DATA:

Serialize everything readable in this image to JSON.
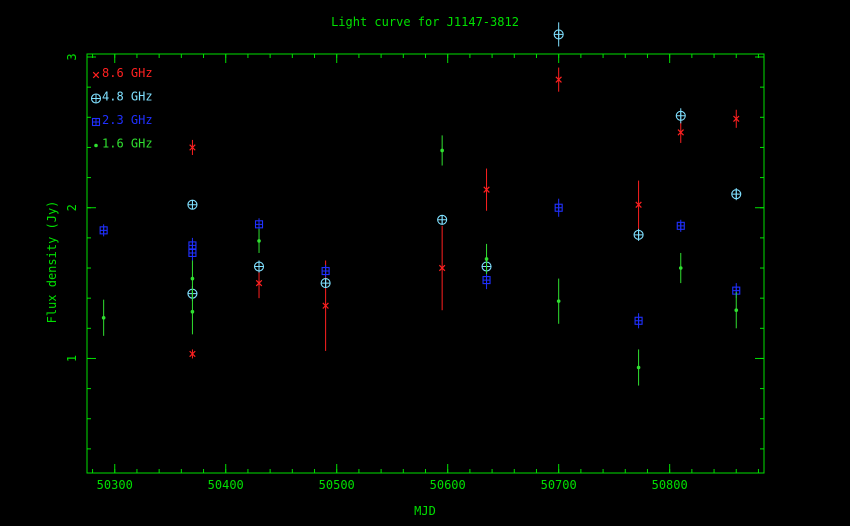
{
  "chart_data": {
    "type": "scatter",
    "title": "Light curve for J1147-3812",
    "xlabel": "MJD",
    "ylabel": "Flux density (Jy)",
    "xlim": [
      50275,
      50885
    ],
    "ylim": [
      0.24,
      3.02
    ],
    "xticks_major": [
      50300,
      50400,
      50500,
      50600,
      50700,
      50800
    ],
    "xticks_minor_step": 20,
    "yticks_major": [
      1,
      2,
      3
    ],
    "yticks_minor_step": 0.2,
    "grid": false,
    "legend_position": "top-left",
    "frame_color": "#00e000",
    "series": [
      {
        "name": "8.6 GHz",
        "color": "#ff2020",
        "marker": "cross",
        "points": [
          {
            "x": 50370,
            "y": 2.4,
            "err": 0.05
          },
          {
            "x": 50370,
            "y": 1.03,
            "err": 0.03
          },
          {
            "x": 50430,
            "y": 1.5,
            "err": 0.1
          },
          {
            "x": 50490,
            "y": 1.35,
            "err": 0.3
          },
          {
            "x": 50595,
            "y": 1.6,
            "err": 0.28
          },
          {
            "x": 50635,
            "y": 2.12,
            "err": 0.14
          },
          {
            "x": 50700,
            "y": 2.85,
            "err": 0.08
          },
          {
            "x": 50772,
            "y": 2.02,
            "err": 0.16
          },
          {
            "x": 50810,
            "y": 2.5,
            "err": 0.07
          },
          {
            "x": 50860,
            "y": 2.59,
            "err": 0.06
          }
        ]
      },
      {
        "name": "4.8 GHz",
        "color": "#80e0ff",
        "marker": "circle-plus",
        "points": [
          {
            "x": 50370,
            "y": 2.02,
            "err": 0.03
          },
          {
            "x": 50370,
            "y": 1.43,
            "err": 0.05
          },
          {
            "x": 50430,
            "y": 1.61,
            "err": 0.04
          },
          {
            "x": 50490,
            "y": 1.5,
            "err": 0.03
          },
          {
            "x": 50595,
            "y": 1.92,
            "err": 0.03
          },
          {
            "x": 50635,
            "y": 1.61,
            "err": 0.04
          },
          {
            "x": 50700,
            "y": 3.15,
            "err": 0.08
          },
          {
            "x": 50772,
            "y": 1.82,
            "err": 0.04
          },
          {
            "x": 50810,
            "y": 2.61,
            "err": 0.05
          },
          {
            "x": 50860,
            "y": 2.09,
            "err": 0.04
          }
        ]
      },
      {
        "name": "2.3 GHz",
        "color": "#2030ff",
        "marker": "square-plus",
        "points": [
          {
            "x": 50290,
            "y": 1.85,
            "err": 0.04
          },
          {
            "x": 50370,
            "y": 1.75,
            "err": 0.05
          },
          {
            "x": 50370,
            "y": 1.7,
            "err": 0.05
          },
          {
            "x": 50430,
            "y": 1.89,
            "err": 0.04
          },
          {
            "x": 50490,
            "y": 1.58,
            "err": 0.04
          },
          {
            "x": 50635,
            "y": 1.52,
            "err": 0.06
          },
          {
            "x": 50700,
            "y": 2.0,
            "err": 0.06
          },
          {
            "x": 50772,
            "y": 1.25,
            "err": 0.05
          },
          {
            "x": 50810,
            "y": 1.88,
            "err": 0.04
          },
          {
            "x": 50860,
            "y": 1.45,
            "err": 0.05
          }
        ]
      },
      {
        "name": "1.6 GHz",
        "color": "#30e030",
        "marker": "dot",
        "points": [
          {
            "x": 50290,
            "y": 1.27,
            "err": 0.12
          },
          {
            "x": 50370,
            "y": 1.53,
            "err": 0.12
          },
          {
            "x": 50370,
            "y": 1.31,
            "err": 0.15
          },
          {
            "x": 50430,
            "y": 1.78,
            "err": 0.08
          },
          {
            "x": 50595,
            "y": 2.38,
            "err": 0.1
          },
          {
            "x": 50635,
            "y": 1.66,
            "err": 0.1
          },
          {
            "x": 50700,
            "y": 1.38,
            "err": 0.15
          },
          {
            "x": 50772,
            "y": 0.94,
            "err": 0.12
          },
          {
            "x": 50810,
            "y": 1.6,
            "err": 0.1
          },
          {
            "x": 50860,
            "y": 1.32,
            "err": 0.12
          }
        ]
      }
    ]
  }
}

---

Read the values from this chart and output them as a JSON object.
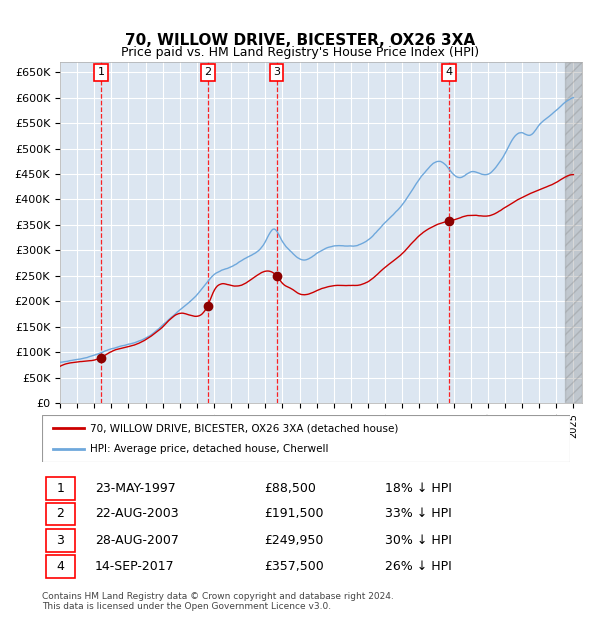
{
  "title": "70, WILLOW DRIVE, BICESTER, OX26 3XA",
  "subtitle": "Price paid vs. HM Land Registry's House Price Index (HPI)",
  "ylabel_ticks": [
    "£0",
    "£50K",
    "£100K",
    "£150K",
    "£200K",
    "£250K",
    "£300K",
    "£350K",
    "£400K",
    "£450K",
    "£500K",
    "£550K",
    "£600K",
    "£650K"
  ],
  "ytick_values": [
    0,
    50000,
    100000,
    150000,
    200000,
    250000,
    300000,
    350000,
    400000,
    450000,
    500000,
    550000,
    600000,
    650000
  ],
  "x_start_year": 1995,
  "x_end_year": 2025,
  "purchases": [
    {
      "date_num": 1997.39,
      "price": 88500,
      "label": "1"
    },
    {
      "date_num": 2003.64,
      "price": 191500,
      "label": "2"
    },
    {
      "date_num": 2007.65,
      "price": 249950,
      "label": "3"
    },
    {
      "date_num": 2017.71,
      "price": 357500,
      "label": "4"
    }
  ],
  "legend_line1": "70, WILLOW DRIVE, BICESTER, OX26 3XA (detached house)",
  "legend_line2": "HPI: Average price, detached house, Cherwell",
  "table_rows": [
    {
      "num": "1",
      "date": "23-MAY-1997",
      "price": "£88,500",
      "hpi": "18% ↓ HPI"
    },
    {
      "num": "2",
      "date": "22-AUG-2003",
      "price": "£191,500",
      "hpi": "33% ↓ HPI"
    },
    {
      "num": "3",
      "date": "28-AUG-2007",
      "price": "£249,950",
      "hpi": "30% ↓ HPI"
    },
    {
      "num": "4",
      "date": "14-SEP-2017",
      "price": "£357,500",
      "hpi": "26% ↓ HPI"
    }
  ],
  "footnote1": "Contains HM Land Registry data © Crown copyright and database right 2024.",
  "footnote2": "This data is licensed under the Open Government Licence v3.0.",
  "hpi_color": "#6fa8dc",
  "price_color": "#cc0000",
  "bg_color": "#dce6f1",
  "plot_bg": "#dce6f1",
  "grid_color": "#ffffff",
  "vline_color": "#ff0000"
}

TO BE DONE:
Search the data for "JSON" and list every line in which it occurs.

TASK RESULT:
Serialize everything readable in this image to JSON.
Read the values from this chart and output them as a JSON object.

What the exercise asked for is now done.